Write out each line exactly as given. Leave the pictures out of your copy.
_ _ _ _ _
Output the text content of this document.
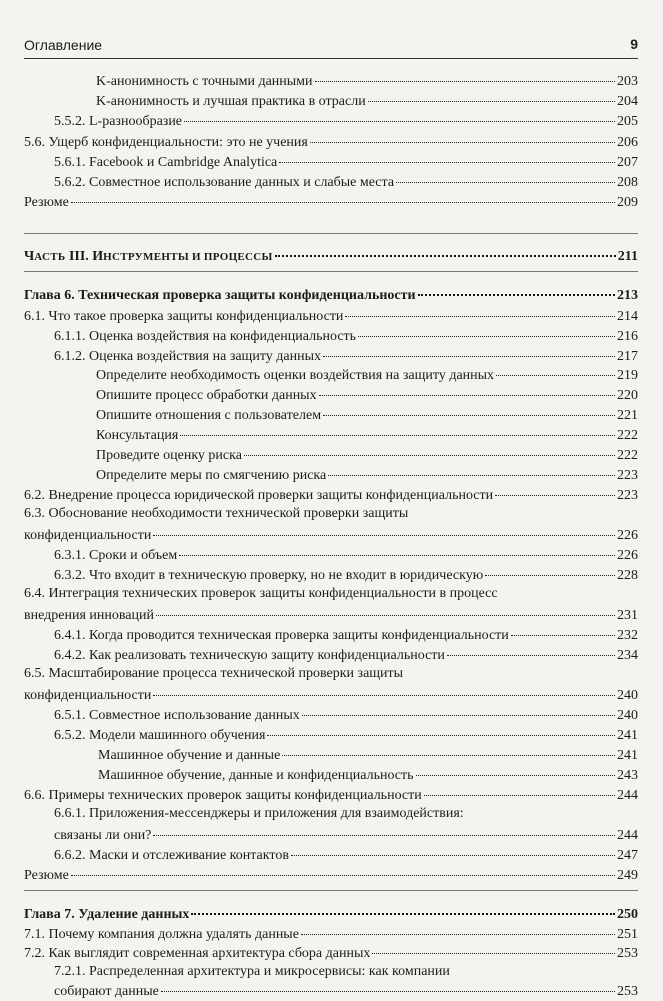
Оглавление	9
K-анонимность с точными данными	203
K-анонимность и лучшая практика в отрасли	204
5.5.2. L-разнообразие	205
5.6. Ущерб конфиденциальности: это не учения	206
5.6.1. Facebook и Cambridge Analytica	207
5.6.2. Совместное использование данных и слабые места	208
Резюме	209
ЧАСТЬ III. ИНСТРУМЕНТЫ И ПРОЦЕССЫ	211
Глава 6. Техническая проверка защиты конфиденциальности	213
6.1. Что такое проверка защиты конфиденциальности	214
6.1.1. Оценка воздействия на конфиденциальность	216
6.1.2. Оценка воздействия на защиту данных	217
Определите необходимость оценки воздействия на защиту данных	219
Опишите процесс обработки данных	220
Опишите отношения с пользователем	221
Консультация	222
Проведите оценку риска	222
Определите меры по смягчению риска	223
6.2. Внедрение процесса юридической проверки защиты конфиденциальности	223
6.3. Обоснование необходимости технической проверки защиты
конфиденциальности	226
6.3.1. Сроки и объем	226
6.3.2. Что входит в техническую проверку, но не входит в юридическую	228
6.4. Интеграция технических проверок защиты конфиденциальности в процесс
внедрения инноваций	231
6.4.1. Когда проводится техническая проверка защиты конфиденциальности	232
6.4.2. Как реализовать техническую защиту конфиденциальности	234
6.5. Масштабирование процесса технической проверки защиты
конфиденциальности	240
6.5.1. Совместное использование данных	240
6.5.2. Модели машинного обучения	241
Машинное обучение и данные	241
Машинное обучение, данные и конфиденциальность	243
6.6. Примеры технических проверок защиты конфиденциальности	244
6.6.1. Приложения-мессенджеры и приложения для взаимодействия:
связаны ли они?	244
6.6.2. Маски и отслеживание контактов	247
Резюме	249
Глава 7. Удаление данных	250
7.1. Почему компания должна удалять данные	251
7.2. Как выглядит современная архитектура сбора данных	253
7.2.1. Распределенная архитектура и микросервисы: как компании
собирают данные	253
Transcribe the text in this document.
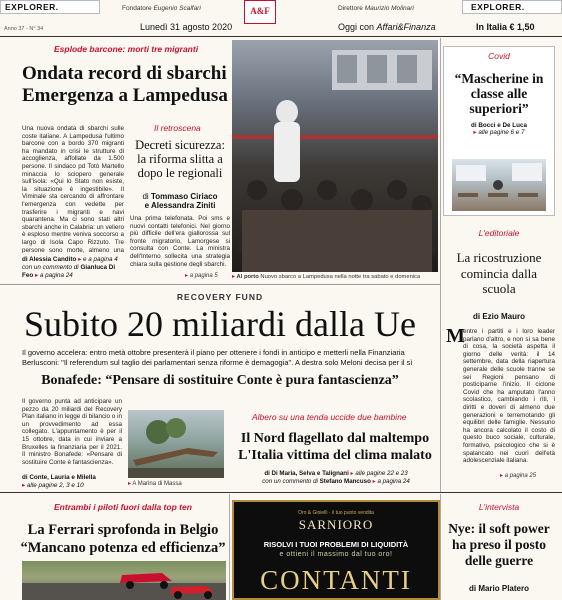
EXPLORER.	EXPLORER.
Fondatore Eugenio Scalfari	Direttore Maurizio Molinari
A&F
Anno 37 - N° 34	Lunedì 31 agosto 2020	Oggi con Affari&Finanza	In Italia € 1,50
Esplode barcone: morti tre migranti
Ondata record di sbarchi
Emergenza a Lampedusa
Una nuova ondata di sbarchi sulle coste italiane. A Lampedusa l'ultimo barcone con a bordo 370 migranti ha mandato in crisi le strutture di accoglienza, affollate da 1.500 persone. Il sindaco pd Totò Martello minaccia lo sciopero generale sull'isola: «Qui lo Stato non esiste, la situazione è ingestibile». Il Viminale sta cercando di affrontare l'emergenza con vedette per trasferire i migranti e navi quarantena. Ma ci sono stati altri sbarchi anche in Calabria: un veliero è esploso mentre veniva soccorso a largo di Isola Capo Rizzuto. Tre persone sono morte, almeno una
di Alessia Candito ▸ e a pagina 4
con un commento di Gianluca Di Feo ▸ a pagina 24
Il retroscena
Decreti sicurezza: la riforma slitta a dopo le regionali
di Tommaso Ciriaco
e Alessandra Ziniti
Una prima telefonata. Poi sms e nuovi contatti telefonici. Nel giorno più difficile dell'era giallorossa sul fronte migratorio, Lamorgese si consulta con Conte. La ministra dell'Interno sollecita una strategia chiara sulla gestione degli sbarchi.
▸ a pagina 5 ▸ Al porto Nuovo sbarco a Lampedusa nella notte tra sabato e domenica
Covid
“Mascherine in classe alle superiori”
di Bocci e De Luca
▸ alle pagine 6 e 7
L'editoriale
La ricostruzione comincia dalla scuola
di Ezio Mauro
M
entre i partiti e i loro leader parlano d'altro, e non si sa bene di cosa, la società aspetta il giorno delle verità: il 14 settembre, data della riapertura generale delle scuole tranne se sei Regioni pensano di posticiparne l'inizio. Il ciclone Covid che ha amputato l'anno scolastico, cambiando i riti, i diritti e doveri di almeno due generazioni e terremotando gli equilibri delle famiglie. Nessuno ha ancora calcolato il costo di questo buco sociale, culturale, formativo, psicologico che si è spalancato nei cuori dell'età adolescenziale italiana.
▸ a pagina 25
RECOVERY FUND
Subito 20 miliardi dalla Ue
Il governo accelera: entro metà ottobre presenterà il piano per ottenere i fondi in anticipo e metterli nella Finanziaria Berlusconi: "Il referendum sul taglio dei parlamentari senza riforme è demagogia". A destra solo Meloni decisa per il sì
Bonafede: “Pensare di sostituire Conte è pura fantascienza”
Il governo punta ad anticipare un pezzo da 20 miliardi del Recovery Plan italiano in legge di bilancio o in un provvedimento ad essa collegato. L'appuntamento è per il 15 ottobre, data in cui inviare a Bruxelles la finanziaria per il 2021. Il ministro Bonafede: «Pensare di sostituire Conte è fantascienza».
di Conte, Lauria e Milella
▸ alle pagine 2, 3 e 10	▸ A Marina di Massa
Albero su una tenda uccide due bambine
Il Nord flagellato dal maltempo
L'Italia vittima del clima malato
di Di Maria, Selva e Talignani ▸ alle pagine 22 e 23
con un commento di Stefano Mancuso ▸ a pagina 24
Entrambi i piloti fuori dalla top ten
La Ferrari sprofonda in Belgio
“Mancano potenza ed efficienza”
Oro & Gioielli · il tuo punto vendita
SARNIORO
RISOLVI I TUOI PROBLEMI DI LIQUIDITÀ
e ottieni il massimo dal tuo oro!
CONTANTI
L'intervista
Nye: il soft power ha preso il posto delle guerre
di Mario Platero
_ _ _ _ _
▸ **Written response**:
Output the text content of this document.
Оглавление	9
K-анонимность с точными данными	203
K-анонимность и лучшая практика в отрасли	204
5.5.2. L-разнообразие	205
5.6. Ущерб конфиденциальности: это не учения	206
5.6.1. Facebook и Cambridge Analytica	207
5.6.2. Совместное использование данных и слабые места	208
Резюме	209
ЧАСТЬ III. ИНСТРУМЕНТЫ И ПРОЦЕССЫ	211
Глава 6. Техническая проверка защиты конфиденциальности	213
6.1. Что такое проверка защиты конфиденциальности	214
6.1.1. Оценка воздействия на конфиденциальность	216
6.1.2. Оценка воздействия на защиту данных	217
Определите необходимость оценки воздействия на защиту данных	219
Опишите процесс обработки данных	220
Опишите отношения с пользователем	221
Консультация	222
Проведите оценку риска	222
Определите меры по смягчению риска	223
6.2. Внедрение процесса юридической проверки защиты конфиденциальности	223
6.3. Обоснование необходимости технической проверки защиты
конфиденциальности	226
6.3.1. Сроки и объем	226
6.3.2. Что входит в техническую проверку, но не входит в юридическую	228
6.4. Интеграция технических проверок защиты конфиденциальности в процесс
внедрения инноваций	231
6.4.1. Когда проводится техническая проверка защиты конфиденциальности	232
6.4.2. Как реализовать техническую защиту конфиденциальности	234
6.5. Масштабирование процесса технической проверки защиты
конфиденциальности	240
6.5.1. Совместное использование данных	240
6.5.2. Модели машинного обучения	241
Машинное обучение и данные	241
Машинное обучение, данные и конфиденциальность	243
6.6. Примеры технических проверок защиты конфиденциальности	244
6.6.1. Приложения-мессенджеры и приложения для взаимодействия:
связаны ли они?	244
6.6.2. Маски и отслеживание контактов	247
Резюме	249
Глава 7. Удаление данных	250
7.1. Почему компания должна удалять данные	251
7.2. Как выглядит современная архитектура сбора данных	253
7.2.1. Распределенная архитектура и микросервисы: как компании
собирают данные	253
Transcribe the text in this document.
EXPLORER.	EXPLORER.
Fondatore Eugenio Scalfari	Direttore Maurizio Molinari
A&F
Anno 37 - N° 34	Lunedì 31 agosto 2020	Oggi con Affari&Finanza	In Italia € 1,50
Esplode barcone: morti tre migranti
Ondata record di sbarchi
Emergenza a Lampedusa
Una nuova ondata di sbarchi sulle coste italiane. A Lampedusa l'ultimo barcone con a bordo 370 migranti ha mandato in crisi le strutture di accoglienza, affollate da 1.500 persone. Il sindaco pd Totò Martello minaccia lo sciopero generale sull'isola: «Qui lo Stato non esiste, la situazione è ingestibile». Il Viminale sta cercando di affrontare l'emergenza con vedette per trasferire i migranti e navi quarantena. Ma ci sono stati altri sbarchi anche in Calabria: un veliero è esploso mentre veniva soccorso a largo di Isola Capo Rizzuto. Tre persone sono morte, almeno una
di Alessia Candito ▸ e a pagina 4
con un commento di Gianluca Di Feo ▸ a pagina 24
Il retroscena
Decreti sicurezza: la riforma slitta a dopo le regionali
di Tommaso Ciriaco
e Alessandra Ziniti
Una prima telefonata. Poi sms e nuovi contatti telefonici. Nel giorno più difficile dell'era giallorossa sul fronte migratorio, Lamorgese si consulta con Conte. La ministra dell'Interno sollecita una strategia chiara sulla gestione degli sbarchi.
▸ a pagina 5 ▸ Al porto Nuovo sbarco a Lampedusa nella notte tra sabato e domenica
Covid
“Mascherine in classe alle superiori”
di Bocci e De Luca
▸ alle pagine 6 e 7
L'editoriale
La ricostruzione comincia dalla scuola
di Ezio Mauro
M
entre i partiti e i loro leader parlano d'altro, e non si sa bene di cosa, la società aspetta il giorno delle verità: il 14 settembre, data della riapertura generale delle scuole tranne se sei Regioni pensano di posticiparne l'inizio. Il ciclone Covid che ha amputato l'anno scolastico, cambiando i riti, i diritti e doveri di almeno due generazioni e terremotando gli equilibri delle famiglie. Nessuno ha ancora calcolato il costo di questo buco sociale, culturale, formativo, psicologico che si è spalancato nei cuori dell'età adolescenziale italiana.
▸ a pagina 25
RECOVERY FUND
Subito 20 miliardi dalla Ue
Il governo accelera: entro metà ottobre presenterà il piano per ottenere i fondi in anticipo e metterli nella Finanziaria Berlusconi: "Il referendum sul taglio dei parlamentari senza riforme è demagogia". A destra solo Meloni decisa per il sì
Bonafede: “Pensare di sostituire Conte è pura fantascienza”
Il governo punta ad anticipare un pezzo da 20 miliardi del Recovery Plan italiano in legge di bilancio o in un provvedimento ad essa collegato. L'appuntamento è per il 15 ottobre, data in cui inviare a Bruxelles la finanziaria per il 2021. Il ministro Bonafede: «Pensare di sostituire Conte è fantascienza».
di Conte, Lauria e Milella
▸ alle pagine 2, 3 e 10	▸ A Marina di Massa
Albero su una tenda uccide due bambine
Il Nord flagellato dal maltempo
L'Italia vittima del clima malato
di Di Maria, Selva e Talignani ▸ alle pagine 22 e 23
con un commento di Stefano Mancuso ▸ a pagina 24
Entrambi i piloti fuori dalla top ten
La Ferrari sprofonda in Belgio
“Mancano potenza ed efficienza”
Oro & Gioielli · il tuo punto vendita
SARNIORO
RISOLVI I TUOI PROBLEMI DI LIQUIDITÀ
e ottieni il massimo dal tuo oro!
CONTANTI
L'intervista
Nye: il soft power ha preso il posto delle guerre
di Mario Platero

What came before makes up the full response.